━━━ DATA LISTING

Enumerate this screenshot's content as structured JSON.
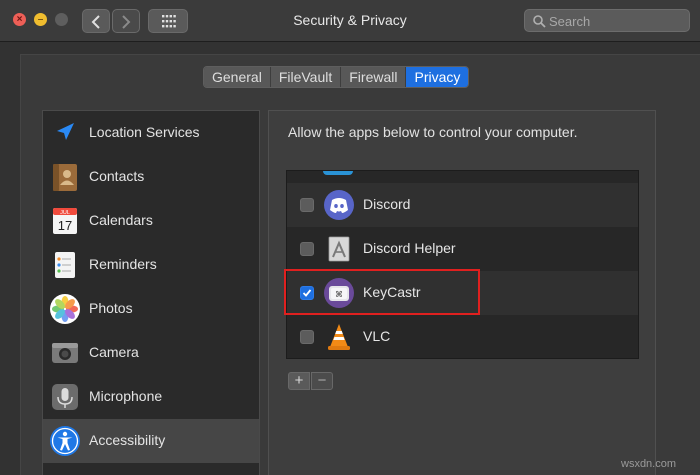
{
  "window": {
    "title": "Security & Privacy"
  },
  "search": {
    "placeholder": "Search",
    "value": ""
  },
  "tabs": [
    {
      "label": "General",
      "active": false
    },
    {
      "label": "FileVault",
      "active": false
    },
    {
      "label": "Firewall",
      "active": false
    },
    {
      "label": "Privacy",
      "active": true
    }
  ],
  "sidebar": {
    "items": [
      {
        "label": "Location Services",
        "icon": "location-arrow-icon",
        "selected": false
      },
      {
        "label": "Contacts",
        "icon": "contacts-book-icon",
        "selected": false
      },
      {
        "label": "Calendars",
        "icon": "calendar-icon",
        "selected": false
      },
      {
        "label": "Reminders",
        "icon": "reminders-list-icon",
        "selected": false
      },
      {
        "label": "Photos",
        "icon": "photos-flower-icon",
        "selected": false
      },
      {
        "label": "Camera",
        "icon": "camera-icon",
        "selected": false
      },
      {
        "label": "Microphone",
        "icon": "microphone-icon",
        "selected": false
      },
      {
        "label": "Accessibility",
        "icon": "accessibility-person-icon",
        "selected": true
      }
    ],
    "calendar_icon": {
      "month": "JUL",
      "day": "17"
    }
  },
  "panel": {
    "title": "Allow the apps below to control your computer.",
    "apps": [
      {
        "label": "Discord",
        "checked": false,
        "icon": "discord-icon"
      },
      {
        "label": "Discord Helper",
        "checked": false,
        "icon": "discord-helper-app-icon"
      },
      {
        "label": "KeyCastr",
        "checked": true,
        "icon": "keycastr-icon",
        "highlighted": true
      },
      {
        "label": "VLC",
        "checked": false,
        "icon": "vlc-cone-icon"
      }
    ],
    "add_label": "+",
    "remove_label": "−"
  },
  "watermark": "wsxdn.com",
  "colors": {
    "accent": "#1e6fe0",
    "highlight": "#e0201f"
  }
}
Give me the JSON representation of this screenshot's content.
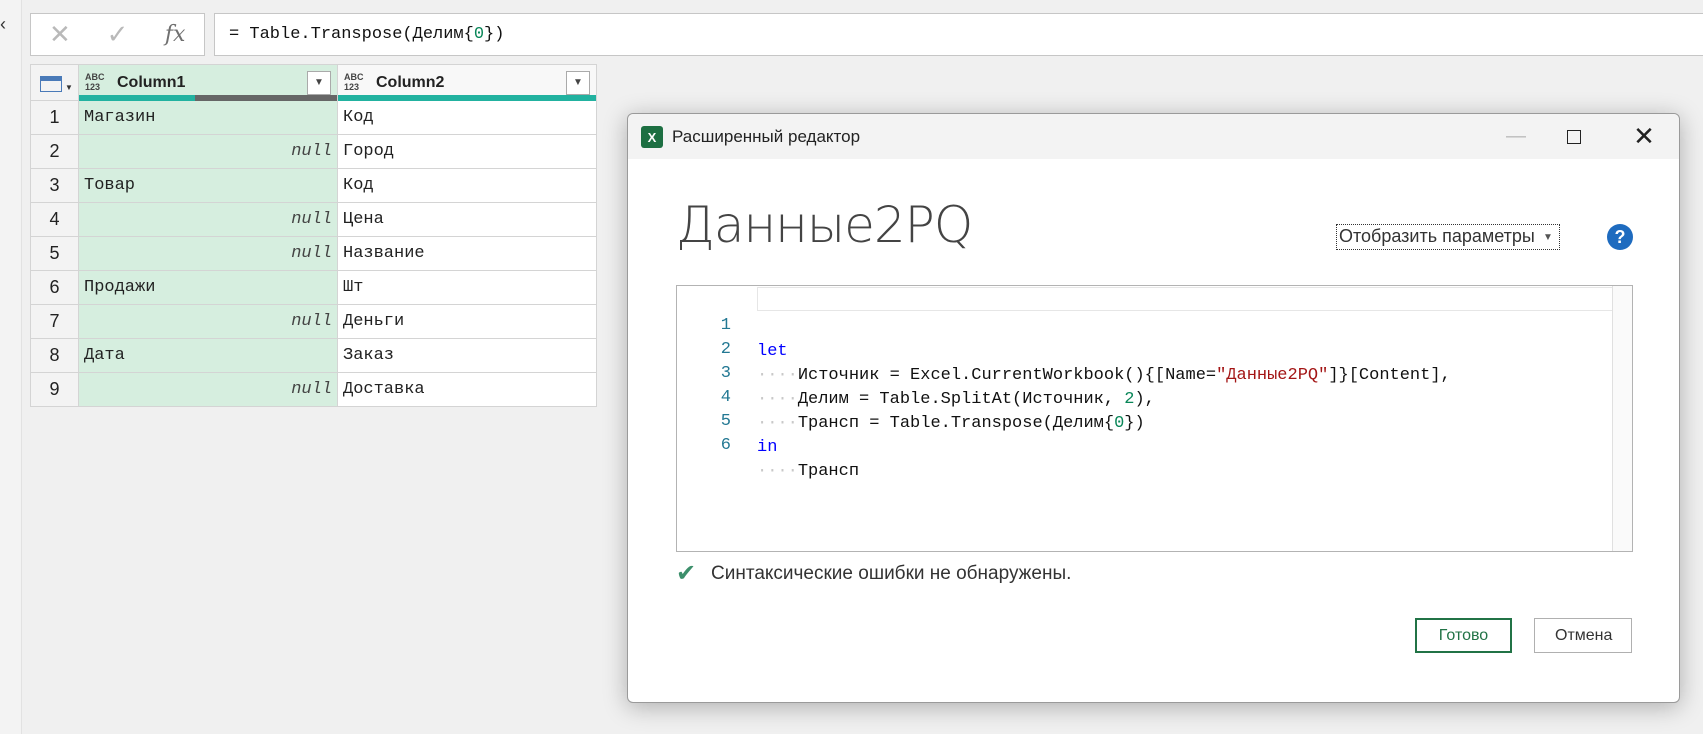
{
  "formula_bar": {
    "cancel_icon": "✕",
    "commit_icon": "✓",
    "fx_label": "fx",
    "formula_prefix": "= Table.Transpose(Делим{",
    "formula_index": "0",
    "formula_suffix": "})"
  },
  "grid": {
    "columns": [
      {
        "type_label": "ABC\n123",
        "name": "Column1"
      },
      {
        "type_label": "ABC\n123",
        "name": "Column2"
      }
    ],
    "rows": [
      {
        "n": "1",
        "c1": "Магазин",
        "c2": "Код"
      },
      {
        "n": "2",
        "c1": "null",
        "c2": "Город"
      },
      {
        "n": "3",
        "c1": "Товар",
        "c2": "Код"
      },
      {
        "n": "4",
        "c1": "null",
        "c2": "Цена"
      },
      {
        "n": "5",
        "c1": "null",
        "c2": "Название"
      },
      {
        "n": "6",
        "c1": "Продажи",
        "c2": "Шт"
      },
      {
        "n": "7",
        "c1": "null",
        "c2": "Деньги"
      },
      {
        "n": "8",
        "c1": "Дата",
        "c2": "Заказ"
      },
      {
        "n": "9",
        "c1": "null",
        "c2": "Доставка"
      }
    ]
  },
  "dialog": {
    "title": "Расширенный редактор",
    "query_name": "Данные2PQ",
    "display_options": "Отобразить параметры",
    "help_glyph": "?",
    "code": {
      "line_numbers": [
        "1",
        "2",
        "3",
        "4",
        "5",
        "6"
      ],
      "l1_kw": "let",
      "ws_dots": "····",
      "l2_a": "Источник",
      "l2_b": " = Excel.CurrentWorkbook(){[Name=",
      "l2_str": "\"Данные2PQ\"",
      "l2_c": "]}[Content],",
      "l3_a": "Делим",
      "l3_b": " = Table.SplitAt(Источник, ",
      "l3_num": "2",
      "l3_c": "),",
      "l4_a": "Трансп",
      "l4_b": " = Table.Transpose(Делим{",
      "l4_num": "0",
      "l4_c": "})",
      "l5_kw": "in",
      "l6_a": "Трансп"
    },
    "status": "Синтаксические ошибки не обнаружены.",
    "ok_label": "Готово",
    "cancel_label": "Отмена"
  },
  "colors": {
    "accent_green": "#217346",
    "column_highlight": "#d6eedf",
    "quality_bar": "#22b2a0"
  }
}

━━━━━━

Print the entries above exactly, taking out only the pictures.

*FINISHED TASK*:
Enumerate this screenshot's content as structured JSON.
{
  "window": {
    "title": "Security & Privacy"
  },
  "search": {
    "placeholder": "Search",
    "value": ""
  },
  "tabs": [
    {
      "label": "General",
      "active": false
    },
    {
      "label": "FileVault",
      "active": false
    },
    {
      "label": "Firewall",
      "active": false
    },
    {
      "label": "Privacy",
      "active": true
    }
  ],
  "sidebar": {
    "items": [
      {
        "label": "Location Services",
        "icon": "location-arrow-icon",
        "selected": false
      },
      {
        "label": "Contacts",
        "icon": "contacts-book-icon",
        "selected": false
      },
      {
        "label": "Calendars",
        "icon": "calendar-icon",
        "selected": false
      },
      {
        "label": "Reminders",
        "icon": "reminders-list-icon",
        "selected": false
      },
      {
        "label": "Photos",
        "icon": "photos-flower-icon",
        "selected": false
      },
      {
        "label": "Camera",
        "icon": "camera-icon",
        "selected": false
      },
      {
        "label": "Microphone",
        "icon": "microphone-icon",
        "selected": false
      },
      {
        "label": "Accessibility",
        "icon": "accessibility-person-icon",
        "selected": true
      }
    ],
    "calendar_icon": {
      "month": "JUL",
      "day": "17"
    }
  },
  "panel": {
    "title": "Allow the apps below to control your computer.",
    "apps": [
      {
        "label": "Discord",
        "checked": false,
        "icon": "discord-icon"
      },
      {
        "label": "Discord Helper",
        "checked": false,
        "icon": "discord-helper-app-icon"
      },
      {
        "label": "KeyCastr",
        "checked": true,
        "icon": "keycastr-icon",
        "highlighted": true
      },
      {
        "label": "VLC",
        "checked": false,
        "icon": "vlc-cone-icon"
      }
    ],
    "add_label": "+",
    "remove_label": "−"
  },
  "watermark": "wsxdn.com",
  "colors": {
    "accent": "#1e6fe0",
    "highlight": "#e0201f"
  }
}
Give me the JSON representation of this screenshot's content.
{
  "formula_bar": {
    "cancel_icon": "✕",
    "commit_icon": "✓",
    "fx_label": "fx",
    "formula_prefix": "= Table.Transpose(Делим{",
    "formula_index": "0",
    "formula_suffix": "})"
  },
  "grid": {
    "columns": [
      {
        "type_label": "ABC\n123",
        "name": "Column1"
      },
      {
        "type_label": "ABC\n123",
        "name": "Column2"
      }
    ],
    "rows": [
      {
        "n": "1",
        "c1": "Магазин",
        "c2": "Код"
      },
      {
        "n": "2",
        "c1": "null",
        "c2": "Город"
      },
      {
        "n": "3",
        "c1": "Товар",
        "c2": "Код"
      },
      {
        "n": "4",
        "c1": "null",
        "c2": "Цена"
      },
      {
        "n": "5",
        "c1": "null",
        "c2": "Название"
      },
      {
        "n": "6",
        "c1": "Продажи",
        "c2": "Шт"
      },
      {
        "n": "7",
        "c1": "null",
        "c2": "Деньги"
      },
      {
        "n": "8",
        "c1": "Дата",
        "c2": "Заказ"
      },
      {
        "n": "9",
        "c1": "null",
        "c2": "Доставка"
      }
    ]
  },
  "dialog": {
    "title": "Расширенный редактор",
    "query_name": "Данные2PQ",
    "display_options": "Отобразить параметры",
    "help_glyph": "?",
    "code": {
      "line_numbers": [
        "1",
        "2",
        "3",
        "4",
        "5",
        "6"
      ],
      "l1_kw": "let",
      "ws_dots": "····",
      "l2_a": "Источник",
      "l2_b": " = Excel.CurrentWorkbook(){[Name=",
      "l2_str": "\"Данные2PQ\"",
      "l2_c": "]}[Content],",
      "l3_a": "Делим",
      "l3_b": " = Table.SplitAt(Источник, ",
      "l3_num": "2",
      "l3_c": "),",
      "l4_a": "Трансп",
      "l4_b": " = Table.Transpose(Делим{",
      "l4_num": "0",
      "l4_c": "})",
      "l5_kw": "in",
      "l6_a": "Трансп"
    },
    "status": "Синтаксические ошибки не обнаружены.",
    "ok_label": "Готово",
    "cancel_label": "Отмена"
  },
  "colors": {
    "accent_green": "#217346",
    "column_highlight": "#d6eedf",
    "quality_bar": "#22b2a0"
  }
}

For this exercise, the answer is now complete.